== EXERCISE GOAL ==
Lines holding the string "icon" are the ones to copy; find them all in the data.

== EXERCISE INPUT ==
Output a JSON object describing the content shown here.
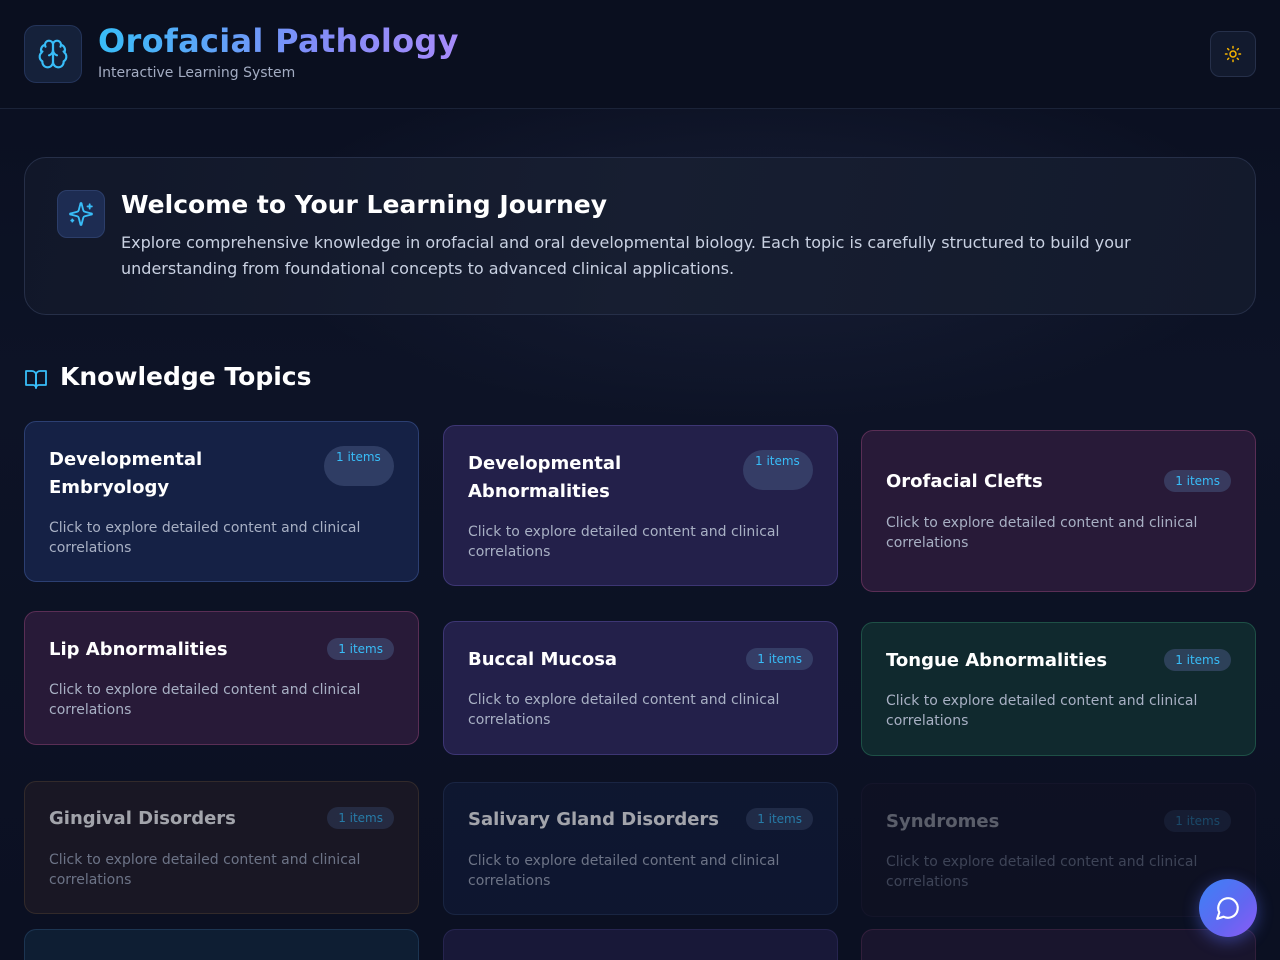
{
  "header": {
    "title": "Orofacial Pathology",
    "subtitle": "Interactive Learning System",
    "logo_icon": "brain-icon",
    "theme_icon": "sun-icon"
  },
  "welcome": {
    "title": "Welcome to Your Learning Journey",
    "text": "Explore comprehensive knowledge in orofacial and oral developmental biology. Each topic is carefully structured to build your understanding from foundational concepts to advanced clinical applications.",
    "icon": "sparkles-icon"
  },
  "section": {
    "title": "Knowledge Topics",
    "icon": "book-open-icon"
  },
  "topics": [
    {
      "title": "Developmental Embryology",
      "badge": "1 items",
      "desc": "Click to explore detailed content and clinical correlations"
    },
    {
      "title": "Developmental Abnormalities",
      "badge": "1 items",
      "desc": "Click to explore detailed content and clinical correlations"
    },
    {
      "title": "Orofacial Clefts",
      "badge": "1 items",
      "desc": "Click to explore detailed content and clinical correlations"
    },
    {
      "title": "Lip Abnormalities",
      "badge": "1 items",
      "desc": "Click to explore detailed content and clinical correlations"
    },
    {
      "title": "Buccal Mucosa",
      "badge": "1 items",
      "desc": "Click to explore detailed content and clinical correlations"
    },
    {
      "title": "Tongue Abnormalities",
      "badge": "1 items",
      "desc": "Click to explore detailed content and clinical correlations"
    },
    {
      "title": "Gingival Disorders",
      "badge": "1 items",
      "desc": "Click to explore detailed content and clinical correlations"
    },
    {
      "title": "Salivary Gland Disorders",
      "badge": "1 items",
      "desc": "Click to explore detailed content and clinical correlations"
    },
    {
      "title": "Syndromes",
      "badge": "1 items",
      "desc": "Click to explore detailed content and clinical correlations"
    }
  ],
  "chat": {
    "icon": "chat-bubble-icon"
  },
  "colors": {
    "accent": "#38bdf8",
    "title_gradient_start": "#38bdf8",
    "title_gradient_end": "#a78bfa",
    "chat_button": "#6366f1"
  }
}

== ANSWER TO THIS TASK ==
    "logo_icon": "brain-icon",
    "theme_icon": "sun-icon"
    "icon": "sparkles-icon"
    "icon": "book-open-icon"
    "icon": "chat-bubble-icon"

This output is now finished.